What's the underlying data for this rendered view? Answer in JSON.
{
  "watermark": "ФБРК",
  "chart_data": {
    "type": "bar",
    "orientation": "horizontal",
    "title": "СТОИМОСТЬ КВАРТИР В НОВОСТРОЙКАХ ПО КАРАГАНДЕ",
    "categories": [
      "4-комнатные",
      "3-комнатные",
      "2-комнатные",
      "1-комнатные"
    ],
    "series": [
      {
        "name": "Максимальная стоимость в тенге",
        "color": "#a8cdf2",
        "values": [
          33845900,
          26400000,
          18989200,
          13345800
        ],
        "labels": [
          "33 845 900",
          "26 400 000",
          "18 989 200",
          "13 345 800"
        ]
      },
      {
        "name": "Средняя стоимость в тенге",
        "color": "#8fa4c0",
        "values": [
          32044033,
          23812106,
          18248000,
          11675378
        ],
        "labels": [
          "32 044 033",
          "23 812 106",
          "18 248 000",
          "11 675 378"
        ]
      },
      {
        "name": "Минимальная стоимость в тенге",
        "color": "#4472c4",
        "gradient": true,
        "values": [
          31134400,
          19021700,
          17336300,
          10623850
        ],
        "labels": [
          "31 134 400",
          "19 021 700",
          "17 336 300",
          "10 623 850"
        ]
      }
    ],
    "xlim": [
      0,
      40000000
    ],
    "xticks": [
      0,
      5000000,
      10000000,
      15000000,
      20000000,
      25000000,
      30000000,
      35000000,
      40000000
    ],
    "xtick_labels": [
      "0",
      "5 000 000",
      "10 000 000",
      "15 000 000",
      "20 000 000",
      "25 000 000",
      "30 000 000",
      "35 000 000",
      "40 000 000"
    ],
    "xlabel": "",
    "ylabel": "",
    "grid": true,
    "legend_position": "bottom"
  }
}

+--

What you are asked to do: Please give back all of the records exactly as written.

The reply:
What's the underlying data for this rendered view? Answer in JSON.
{
  "watermark": "ФБРК",
  "chart_data": {
    "type": "bar",
    "orientation": "horizontal",
    "title": "СТОИМОСТЬ КВАРТИР В НОВОСТРОЙКАХ ПО КАРАГАНДЕ",
    "categories": [
      "4-комнатные",
      "3-комнатные",
      "2-комнатные",
      "1-комнатные"
    ],
    "series": [
      {
        "name": "Максимальная стоимость в тенге",
        "color": "#a8cdf2",
        "values": [
          33845900,
          26400000,
          18989200,
          13345800
        ],
        "labels": [
          "33 845 900",
          "26 400 000",
          "18 989 200",
          "13 345 800"
        ]
      },
      {
        "name": "Средняя стоимость в тенге",
        "color": "#8fa4c0",
        "values": [
          32044033,
          23812106,
          18248000,
          11675378
        ],
        "labels": [
          "32 044 033",
          "23 812 106",
          "18 248 000",
          "11 675 378"
        ]
      },
      {
        "name": "Минимальная стоимость в тенге",
        "color": "#4472c4",
        "gradient": true,
        "values": [
          31134400,
          19021700,
          17336300,
          10623850
        ],
        "labels": [
          "31 134 400",
          "19 021 700",
          "17 336 300",
          "10 623 850"
        ]
      }
    ],
    "xlim": [
      0,
      40000000
    ],
    "xticks": [
      0,
      5000000,
      10000000,
      15000000,
      20000000,
      25000000,
      30000000,
      35000000,
      40000000
    ],
    "xtick_labels": [
      "0",
      "5 000 000",
      "10 000 000",
      "15 000 000",
      "20 000 000",
      "25 000 000",
      "30 000 000",
      "35 000 000",
      "40 000 000"
    ],
    "xlabel": "",
    "ylabel": "",
    "grid": true,
    "legend_position": "bottom"
  }
}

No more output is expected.